> _PROBLEM DETAILS_: Each line that includes "Prices" counts once; give the total and nothing besides.

Figure collection entries:
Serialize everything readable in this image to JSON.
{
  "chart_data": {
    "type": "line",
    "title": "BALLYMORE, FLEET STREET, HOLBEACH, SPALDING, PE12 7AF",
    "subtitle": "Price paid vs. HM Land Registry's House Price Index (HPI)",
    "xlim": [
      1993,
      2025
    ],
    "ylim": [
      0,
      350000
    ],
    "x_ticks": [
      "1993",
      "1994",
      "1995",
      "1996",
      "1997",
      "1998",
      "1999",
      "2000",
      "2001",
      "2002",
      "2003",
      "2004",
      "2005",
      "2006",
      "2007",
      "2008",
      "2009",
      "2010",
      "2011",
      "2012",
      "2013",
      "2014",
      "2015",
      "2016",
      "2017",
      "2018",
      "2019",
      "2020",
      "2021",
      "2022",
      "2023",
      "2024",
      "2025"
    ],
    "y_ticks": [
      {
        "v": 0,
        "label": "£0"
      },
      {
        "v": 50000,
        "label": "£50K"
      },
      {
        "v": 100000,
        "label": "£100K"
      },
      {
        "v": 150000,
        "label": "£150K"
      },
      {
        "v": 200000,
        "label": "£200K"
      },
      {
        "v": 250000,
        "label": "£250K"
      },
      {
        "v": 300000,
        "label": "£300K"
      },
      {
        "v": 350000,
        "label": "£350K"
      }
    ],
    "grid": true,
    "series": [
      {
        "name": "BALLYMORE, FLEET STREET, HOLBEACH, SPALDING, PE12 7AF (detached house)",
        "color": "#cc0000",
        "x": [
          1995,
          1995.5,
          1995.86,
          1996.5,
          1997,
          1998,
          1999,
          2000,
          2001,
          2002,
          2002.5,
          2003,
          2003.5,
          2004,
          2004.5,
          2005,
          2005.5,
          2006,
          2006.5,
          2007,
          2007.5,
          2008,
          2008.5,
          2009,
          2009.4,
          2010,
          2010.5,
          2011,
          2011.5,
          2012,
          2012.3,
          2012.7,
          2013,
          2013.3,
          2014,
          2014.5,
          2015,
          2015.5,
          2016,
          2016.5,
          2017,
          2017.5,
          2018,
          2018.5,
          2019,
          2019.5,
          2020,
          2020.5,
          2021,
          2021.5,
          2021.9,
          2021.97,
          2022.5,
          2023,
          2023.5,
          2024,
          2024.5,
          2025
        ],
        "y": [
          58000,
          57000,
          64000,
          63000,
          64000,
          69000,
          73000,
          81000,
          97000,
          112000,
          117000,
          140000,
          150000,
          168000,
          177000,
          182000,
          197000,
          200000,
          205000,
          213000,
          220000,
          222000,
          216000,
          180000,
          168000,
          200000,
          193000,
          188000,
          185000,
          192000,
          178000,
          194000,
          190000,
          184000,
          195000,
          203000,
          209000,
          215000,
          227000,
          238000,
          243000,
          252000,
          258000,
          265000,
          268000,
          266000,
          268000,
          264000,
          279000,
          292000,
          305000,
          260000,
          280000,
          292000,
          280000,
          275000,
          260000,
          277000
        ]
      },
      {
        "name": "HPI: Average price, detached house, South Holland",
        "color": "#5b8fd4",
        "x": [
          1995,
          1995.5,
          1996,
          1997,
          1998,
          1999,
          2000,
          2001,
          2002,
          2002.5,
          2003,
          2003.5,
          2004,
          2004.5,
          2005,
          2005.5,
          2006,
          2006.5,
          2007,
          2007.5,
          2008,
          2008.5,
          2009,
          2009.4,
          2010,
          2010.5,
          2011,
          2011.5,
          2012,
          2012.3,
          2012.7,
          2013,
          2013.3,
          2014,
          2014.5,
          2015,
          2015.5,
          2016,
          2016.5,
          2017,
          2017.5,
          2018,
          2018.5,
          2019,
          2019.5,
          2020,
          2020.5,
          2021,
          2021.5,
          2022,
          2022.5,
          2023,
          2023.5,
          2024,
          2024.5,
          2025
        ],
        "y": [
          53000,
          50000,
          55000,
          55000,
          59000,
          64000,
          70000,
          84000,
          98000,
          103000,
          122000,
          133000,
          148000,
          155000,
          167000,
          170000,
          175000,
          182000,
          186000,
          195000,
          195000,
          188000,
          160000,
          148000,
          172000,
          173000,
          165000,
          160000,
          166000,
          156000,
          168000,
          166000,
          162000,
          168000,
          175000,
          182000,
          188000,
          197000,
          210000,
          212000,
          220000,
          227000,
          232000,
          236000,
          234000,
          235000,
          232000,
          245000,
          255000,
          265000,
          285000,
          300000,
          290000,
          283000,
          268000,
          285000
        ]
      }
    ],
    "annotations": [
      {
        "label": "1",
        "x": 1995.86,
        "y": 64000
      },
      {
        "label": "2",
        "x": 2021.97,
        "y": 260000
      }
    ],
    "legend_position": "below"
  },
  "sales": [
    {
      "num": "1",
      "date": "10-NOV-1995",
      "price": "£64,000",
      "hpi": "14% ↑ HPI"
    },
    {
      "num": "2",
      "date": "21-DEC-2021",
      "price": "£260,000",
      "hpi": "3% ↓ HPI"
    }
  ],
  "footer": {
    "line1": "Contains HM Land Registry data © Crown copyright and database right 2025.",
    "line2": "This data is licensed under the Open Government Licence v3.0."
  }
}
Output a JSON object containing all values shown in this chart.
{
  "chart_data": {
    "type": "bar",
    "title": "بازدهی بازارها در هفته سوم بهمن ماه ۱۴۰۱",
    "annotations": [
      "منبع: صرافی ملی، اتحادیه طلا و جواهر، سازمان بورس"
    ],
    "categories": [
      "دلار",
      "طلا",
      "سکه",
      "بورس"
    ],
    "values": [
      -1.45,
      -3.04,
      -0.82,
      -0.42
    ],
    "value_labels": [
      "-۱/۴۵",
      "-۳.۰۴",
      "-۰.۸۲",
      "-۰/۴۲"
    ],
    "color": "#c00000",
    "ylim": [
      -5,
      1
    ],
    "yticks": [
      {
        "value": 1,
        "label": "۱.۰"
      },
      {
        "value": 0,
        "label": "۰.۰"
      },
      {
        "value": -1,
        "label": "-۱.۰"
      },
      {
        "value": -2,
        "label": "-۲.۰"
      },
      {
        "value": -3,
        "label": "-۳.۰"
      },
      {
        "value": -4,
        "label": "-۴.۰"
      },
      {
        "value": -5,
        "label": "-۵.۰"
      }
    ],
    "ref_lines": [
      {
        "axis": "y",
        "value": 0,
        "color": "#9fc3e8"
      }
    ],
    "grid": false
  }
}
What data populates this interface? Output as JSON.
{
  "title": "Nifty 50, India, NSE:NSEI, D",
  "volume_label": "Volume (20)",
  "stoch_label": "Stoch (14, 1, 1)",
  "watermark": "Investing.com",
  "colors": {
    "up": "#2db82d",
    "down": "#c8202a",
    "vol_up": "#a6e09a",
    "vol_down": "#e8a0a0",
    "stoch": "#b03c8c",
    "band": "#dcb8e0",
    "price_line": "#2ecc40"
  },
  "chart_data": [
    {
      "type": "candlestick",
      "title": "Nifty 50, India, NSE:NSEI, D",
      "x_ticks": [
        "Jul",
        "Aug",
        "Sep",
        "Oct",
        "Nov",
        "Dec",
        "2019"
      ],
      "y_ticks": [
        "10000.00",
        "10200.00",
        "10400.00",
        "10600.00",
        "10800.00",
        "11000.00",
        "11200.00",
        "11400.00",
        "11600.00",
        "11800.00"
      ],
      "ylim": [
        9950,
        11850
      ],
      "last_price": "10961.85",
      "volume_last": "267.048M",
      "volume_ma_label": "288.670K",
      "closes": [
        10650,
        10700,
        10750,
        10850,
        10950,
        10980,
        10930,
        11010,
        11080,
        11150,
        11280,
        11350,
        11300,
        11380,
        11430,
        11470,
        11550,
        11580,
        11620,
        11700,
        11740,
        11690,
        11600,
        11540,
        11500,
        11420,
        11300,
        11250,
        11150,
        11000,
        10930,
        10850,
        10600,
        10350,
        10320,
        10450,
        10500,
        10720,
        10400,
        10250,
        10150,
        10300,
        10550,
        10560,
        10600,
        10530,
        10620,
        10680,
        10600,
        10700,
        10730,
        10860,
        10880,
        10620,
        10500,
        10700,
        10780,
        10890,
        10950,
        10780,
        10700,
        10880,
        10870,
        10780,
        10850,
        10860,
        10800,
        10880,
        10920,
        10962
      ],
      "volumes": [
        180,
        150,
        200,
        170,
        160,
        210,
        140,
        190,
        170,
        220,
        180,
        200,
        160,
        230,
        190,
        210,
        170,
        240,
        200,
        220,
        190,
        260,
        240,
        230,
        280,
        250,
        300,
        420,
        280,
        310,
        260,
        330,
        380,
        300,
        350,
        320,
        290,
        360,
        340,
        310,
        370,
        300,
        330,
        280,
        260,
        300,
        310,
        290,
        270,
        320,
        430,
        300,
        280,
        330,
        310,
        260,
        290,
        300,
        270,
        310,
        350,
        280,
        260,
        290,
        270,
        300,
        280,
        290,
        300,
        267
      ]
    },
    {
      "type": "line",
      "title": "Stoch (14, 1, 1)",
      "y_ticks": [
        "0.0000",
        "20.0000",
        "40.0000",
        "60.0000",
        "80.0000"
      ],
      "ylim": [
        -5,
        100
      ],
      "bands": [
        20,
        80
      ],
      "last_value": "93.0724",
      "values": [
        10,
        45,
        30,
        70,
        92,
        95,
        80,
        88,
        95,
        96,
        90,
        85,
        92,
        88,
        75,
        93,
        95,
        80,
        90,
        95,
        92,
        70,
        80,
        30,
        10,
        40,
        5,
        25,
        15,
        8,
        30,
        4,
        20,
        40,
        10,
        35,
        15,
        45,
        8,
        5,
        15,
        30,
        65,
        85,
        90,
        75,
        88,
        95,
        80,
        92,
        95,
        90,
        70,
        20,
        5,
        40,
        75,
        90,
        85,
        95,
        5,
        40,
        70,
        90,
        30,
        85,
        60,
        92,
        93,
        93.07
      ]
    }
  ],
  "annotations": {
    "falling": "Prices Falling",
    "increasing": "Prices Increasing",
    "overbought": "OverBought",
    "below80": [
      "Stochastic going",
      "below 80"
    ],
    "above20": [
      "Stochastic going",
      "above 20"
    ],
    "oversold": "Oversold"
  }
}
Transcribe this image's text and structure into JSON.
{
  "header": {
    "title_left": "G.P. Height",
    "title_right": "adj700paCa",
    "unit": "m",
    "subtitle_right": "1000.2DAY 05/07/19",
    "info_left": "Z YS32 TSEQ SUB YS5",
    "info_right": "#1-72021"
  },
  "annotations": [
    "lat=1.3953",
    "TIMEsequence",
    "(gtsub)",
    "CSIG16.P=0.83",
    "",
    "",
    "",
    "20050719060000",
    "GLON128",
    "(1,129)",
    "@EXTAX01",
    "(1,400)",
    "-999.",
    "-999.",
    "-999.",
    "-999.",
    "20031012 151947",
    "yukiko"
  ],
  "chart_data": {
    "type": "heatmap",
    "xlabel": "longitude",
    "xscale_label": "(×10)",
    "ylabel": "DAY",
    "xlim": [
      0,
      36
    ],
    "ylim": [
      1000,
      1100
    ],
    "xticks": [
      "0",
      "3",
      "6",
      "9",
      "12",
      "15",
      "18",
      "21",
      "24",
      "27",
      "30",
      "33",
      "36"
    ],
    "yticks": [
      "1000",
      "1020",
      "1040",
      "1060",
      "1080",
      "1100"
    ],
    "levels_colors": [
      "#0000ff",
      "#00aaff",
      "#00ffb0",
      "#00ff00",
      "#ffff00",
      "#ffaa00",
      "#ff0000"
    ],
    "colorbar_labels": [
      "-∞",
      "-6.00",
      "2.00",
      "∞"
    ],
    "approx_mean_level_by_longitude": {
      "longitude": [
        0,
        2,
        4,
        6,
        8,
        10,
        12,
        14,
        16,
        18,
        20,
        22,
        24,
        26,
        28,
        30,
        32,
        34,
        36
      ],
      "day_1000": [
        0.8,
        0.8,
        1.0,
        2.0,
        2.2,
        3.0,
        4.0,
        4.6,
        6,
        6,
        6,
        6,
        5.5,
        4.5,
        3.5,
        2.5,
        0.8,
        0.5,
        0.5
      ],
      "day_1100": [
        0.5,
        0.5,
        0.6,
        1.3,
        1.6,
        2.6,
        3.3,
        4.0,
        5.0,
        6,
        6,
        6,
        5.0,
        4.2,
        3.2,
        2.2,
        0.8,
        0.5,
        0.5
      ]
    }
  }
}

> _OUTPUT OF THE TASK_: 2